▸ **EXERCISE BRIEF**: Return every line of the records below verbatim, with no pictures in the copy.

▸ **DATA PROVIDED**:
>> Start
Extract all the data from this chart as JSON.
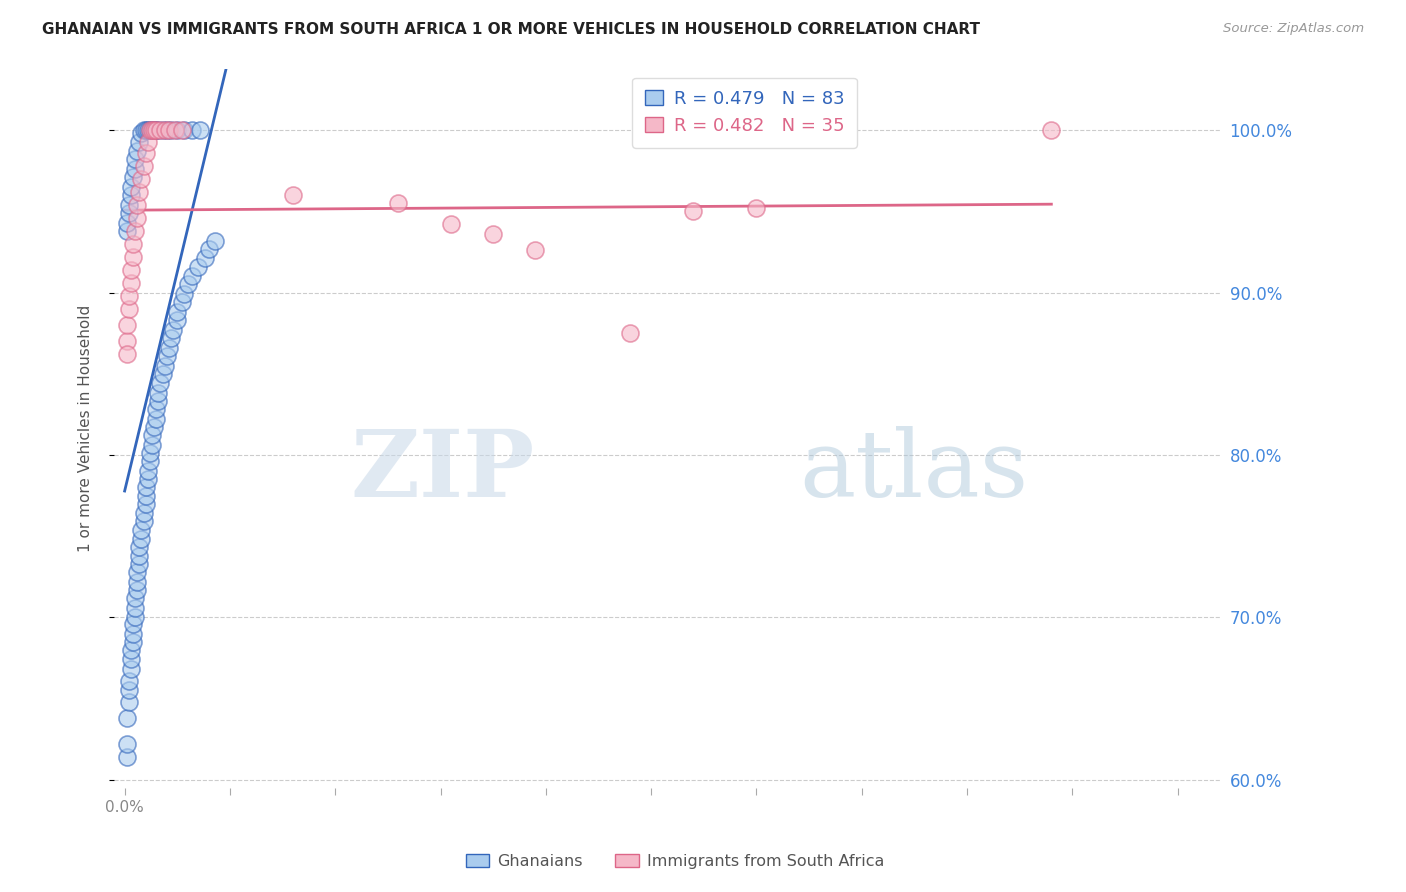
{
  "title": "GHANAIAN VS IMMIGRANTS FROM SOUTH AFRICA 1 OR MORE VEHICLES IN HOUSEHOLD CORRELATION CHART",
  "source": "Source: ZipAtlas.com",
  "ylabel": "1 or more Vehicles in Household",
  "xlim": [
    -0.005,
    0.52
  ],
  "ylim": [
    0.595,
    1.038
  ],
  "xticks": [
    0.0,
    0.05,
    0.1,
    0.15,
    0.2,
    0.25,
    0.3,
    0.35,
    0.4,
    0.45,
    0.5
  ],
  "yticks": [
    0.6,
    0.7,
    0.8,
    0.9,
    1.0
  ],
  "blue_color": "#aaccee",
  "blue_line_color": "#3366bb",
  "pink_color": "#f5b8c8",
  "pink_line_color": "#dd6688",
  "R_blue": 0.479,
  "N_blue": 83,
  "R_pink": 0.482,
  "N_pink": 35,
  "legend_label_blue": "Ghanaians",
  "legend_label_pink": "Immigrants from South Africa",
  "blue_x": [
    0.001,
    0.001,
    0.001,
    0.002,
    0.002,
    0.002,
    0.003,
    0.003,
    0.003,
    0.004,
    0.004,
    0.004,
    0.005,
    0.005,
    0.005,
    0.006,
    0.006,
    0.006,
    0.007,
    0.007,
    0.007,
    0.008,
    0.008,
    0.009,
    0.009,
    0.01,
    0.01,
    0.01,
    0.011,
    0.011,
    0.012,
    0.012,
    0.013,
    0.013,
    0.014,
    0.015,
    0.015,
    0.016,
    0.016,
    0.017,
    0.018,
    0.019,
    0.02,
    0.021,
    0.022,
    0.023,
    0.025,
    0.025,
    0.027,
    0.028,
    0.03,
    0.032,
    0.035,
    0.038,
    0.04,
    0.043,
    0.001,
    0.001,
    0.002,
    0.002,
    0.003,
    0.003,
    0.004,
    0.005,
    0.005,
    0.006,
    0.007,
    0.008,
    0.009,
    0.01,
    0.011,
    0.012,
    0.013,
    0.014,
    0.015,
    0.016,
    0.018,
    0.02,
    0.022,
    0.025,
    0.028,
    0.032,
    0.036
  ],
  "blue_y": [
    0.614,
    0.622,
    0.638,
    0.648,
    0.655,
    0.661,
    0.668,
    0.674,
    0.68,
    0.685,
    0.69,
    0.696,
    0.7,
    0.706,
    0.712,
    0.717,
    0.722,
    0.728,
    0.733,
    0.738,
    0.743,
    0.748,
    0.754,
    0.759,
    0.764,
    0.77,
    0.775,
    0.78,
    0.785,
    0.79,
    0.796,
    0.801,
    0.806,
    0.812,
    0.817,
    0.822,
    0.828,
    0.833,
    0.838,
    0.844,
    0.85,
    0.855,
    0.861,
    0.866,
    0.872,
    0.877,
    0.883,
    0.888,
    0.894,
    0.899,
    0.905,
    0.91,
    0.916,
    0.921,
    0.927,
    0.932,
    0.938,
    0.943,
    0.949,
    0.954,
    0.96,
    0.965,
    0.971,
    0.976,
    0.982,
    0.987,
    0.993,
    0.998,
    1.0,
    1.0,
    1.0,
    1.0,
    1.0,
    1.0,
    1.0,
    1.0,
    1.0,
    1.0,
    1.0,
    1.0,
    1.0,
    1.0,
    1.0
  ],
  "pink_x": [
    0.001,
    0.001,
    0.002,
    0.002,
    0.003,
    0.003,
    0.004,
    0.004,
    0.005,
    0.006,
    0.006,
    0.007,
    0.008,
    0.009,
    0.01,
    0.011,
    0.012,
    0.013,
    0.014,
    0.015,
    0.017,
    0.019,
    0.021,
    0.024,
    0.027,
    0.08,
    0.13,
    0.155,
    0.175,
    0.195,
    0.24,
    0.27,
    0.3,
    0.44,
    0.001
  ],
  "pink_y": [
    0.87,
    0.88,
    0.89,
    0.898,
    0.906,
    0.914,
    0.922,
    0.93,
    0.938,
    0.946,
    0.954,
    0.962,
    0.97,
    0.978,
    0.986,
    0.993,
    1.0,
    1.0,
    1.0,
    1.0,
    1.0,
    1.0,
    1.0,
    1.0,
    1.0,
    0.96,
    0.955,
    0.942,
    0.936,
    0.926,
    0.875,
    0.95,
    0.952,
    1.0,
    0.862
  ]
}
>> End
▸ **THE RESPONSE**:
Extract all the data from this chart as JSON.
{
  "title": "GHANAIAN VS IMMIGRANTS FROM SOUTH AFRICA 1 OR MORE VEHICLES IN HOUSEHOLD CORRELATION CHART",
  "source": "Source: ZipAtlas.com",
  "ylabel": "1 or more Vehicles in Household",
  "xlim": [
    -0.005,
    0.52
  ],
  "ylim": [
    0.595,
    1.038
  ],
  "xticks": [
    0.0,
    0.05,
    0.1,
    0.15,
    0.2,
    0.25,
    0.3,
    0.35,
    0.4,
    0.45,
    0.5
  ],
  "yticks": [
    0.6,
    0.7,
    0.8,
    0.9,
    1.0
  ],
  "blue_color": "#aaccee",
  "blue_line_color": "#3366bb",
  "pink_color": "#f5b8c8",
  "pink_line_color": "#dd6688",
  "R_blue": 0.479,
  "N_blue": 83,
  "R_pink": 0.482,
  "N_pink": 35,
  "legend_label_blue": "Ghanaians",
  "legend_label_pink": "Immigrants from South Africa",
  "blue_x": [
    0.001,
    0.001,
    0.001,
    0.002,
    0.002,
    0.002,
    0.003,
    0.003,
    0.003,
    0.004,
    0.004,
    0.004,
    0.005,
    0.005,
    0.005,
    0.006,
    0.006,
    0.006,
    0.007,
    0.007,
    0.007,
    0.008,
    0.008,
    0.009,
    0.009,
    0.01,
    0.01,
    0.01,
    0.011,
    0.011,
    0.012,
    0.012,
    0.013,
    0.013,
    0.014,
    0.015,
    0.015,
    0.016,
    0.016,
    0.017,
    0.018,
    0.019,
    0.02,
    0.021,
    0.022,
    0.023,
    0.025,
    0.025,
    0.027,
    0.028,
    0.03,
    0.032,
    0.035,
    0.038,
    0.04,
    0.043,
    0.001,
    0.001,
    0.002,
    0.002,
    0.003,
    0.003,
    0.004,
    0.005,
    0.005,
    0.006,
    0.007,
    0.008,
    0.009,
    0.01,
    0.011,
    0.012,
    0.013,
    0.014,
    0.015,
    0.016,
    0.018,
    0.02,
    0.022,
    0.025,
    0.028,
    0.032,
    0.036
  ],
  "blue_y": [
    0.614,
    0.622,
    0.638,
    0.648,
    0.655,
    0.661,
    0.668,
    0.674,
    0.68,
    0.685,
    0.69,
    0.696,
    0.7,
    0.706,
    0.712,
    0.717,
    0.722,
    0.728,
    0.733,
    0.738,
    0.743,
    0.748,
    0.754,
    0.759,
    0.764,
    0.77,
    0.775,
    0.78,
    0.785,
    0.79,
    0.796,
    0.801,
    0.806,
    0.812,
    0.817,
    0.822,
    0.828,
    0.833,
    0.838,
    0.844,
    0.85,
    0.855,
    0.861,
    0.866,
    0.872,
    0.877,
    0.883,
    0.888,
    0.894,
    0.899,
    0.905,
    0.91,
    0.916,
    0.921,
    0.927,
    0.932,
    0.938,
    0.943,
    0.949,
    0.954,
    0.96,
    0.965,
    0.971,
    0.976,
    0.982,
    0.987,
    0.993,
    0.998,
    1.0,
    1.0,
    1.0,
    1.0,
    1.0,
    1.0,
    1.0,
    1.0,
    1.0,
    1.0,
    1.0,
    1.0,
    1.0,
    1.0,
    1.0
  ],
  "pink_x": [
    0.001,
    0.001,
    0.002,
    0.002,
    0.003,
    0.003,
    0.004,
    0.004,
    0.005,
    0.006,
    0.006,
    0.007,
    0.008,
    0.009,
    0.01,
    0.011,
    0.012,
    0.013,
    0.014,
    0.015,
    0.017,
    0.019,
    0.021,
    0.024,
    0.027,
    0.08,
    0.13,
    0.155,
    0.175,
    0.195,
    0.24,
    0.27,
    0.3,
    0.44,
    0.001
  ],
  "pink_y": [
    0.87,
    0.88,
    0.89,
    0.898,
    0.906,
    0.914,
    0.922,
    0.93,
    0.938,
    0.946,
    0.954,
    0.962,
    0.97,
    0.978,
    0.986,
    0.993,
    1.0,
    1.0,
    1.0,
    1.0,
    1.0,
    1.0,
    1.0,
    1.0,
    1.0,
    0.96,
    0.955,
    0.942,
    0.936,
    0.926,
    0.875,
    0.95,
    0.952,
    1.0,
    0.862
  ]
}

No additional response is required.